AIM OF THE TASK: Using the listing below, extract each line that has the word "услуг" in it.

Dataset entries:
○ ○ ○ ○ ○

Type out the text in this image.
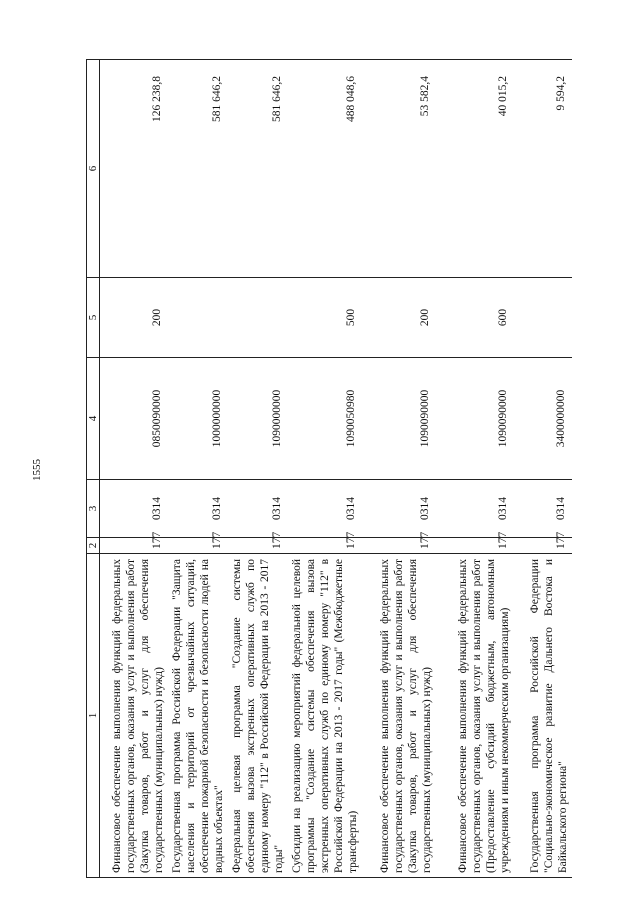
1555
1	2	3	4	5	6
Финансовое обеспечение выполнения функций федеральных государственных органов, оказания услуг и выполнения работ (Закупка товаров, работ и услуг для обеспечения государственных (муниципальных) нужд)	177	0314	0850090000	200	126 238,8
Государственная программа Российской Федерации "Защита населения и территорий от чрезвычайных ситуаций, обеспечение пожарной безопасности и безопасности людей на водных объектах"	177	0314	1000000000		581 646,2
Федеральная целевая программа "Создание системы обеспечения вызова экстренных оперативных служб по единому номеру "112" в Российской Федерации на 2013 - 2017 годы"	177	0314	1090000000		581 646,2
Субсидии на реализацию мероприятий федеральной целевой программы "Создание системы обеспечения вызова экстренных оперативных служб по единому номеру "112" в Российской Федерации на 2013 - 2017 годы" (Межбюджетные трансферты)	177	0314	1090050980	500	488 048,6
Финансовое обеспечение выполнения функций федеральных государственных органов, оказания услуг и выполнения работ (Закупка товаров, работ и услуг для обеспечения государственных (муниципальных) нужд)	177	0314	1090090000	200	53 582,4
Финансовое обеспечение выполнения функций федеральных государственных органов, оказания услуг и выполнения работ (Предоставление субсидий бюджетным, автономным учреждениям и иным некоммерческим организациям)	177	0314	1090090000	600	40 015,2
Государственная программа Российской Федерации "Социально-экономическое развитие Дальнего Востока и Байкальского региона"	177	0314	3400000000		9 594,2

○ ○ ○ ○ ○

SOLUTION FOR THIS TASK:
Финансовое обеспечение выполнения функций федеральных государственных органов, оказания услуг и выполнения работ (Закупка товаров, работ и услуг для обеспечения государственных (муниципальных) нужд)	177	0314	0850090000	200	126 238,8
Финансовое обеспечение выполнения функций федеральных государственных органов, оказания услуг и выполнения работ (Закупка товаров, работ и услуг для обеспечения государственных (муниципальных) нужд)	177	0314	1090090000	200	53 582,4
Финансовое обеспечение выполнения функций федеральных государственных органов, оказания услуг и выполнения работ (Предоставление субсидий бюджетным, автономным учреждениям и иным некоммерческим организациям)	177	0314	1090090000	600	40 015,2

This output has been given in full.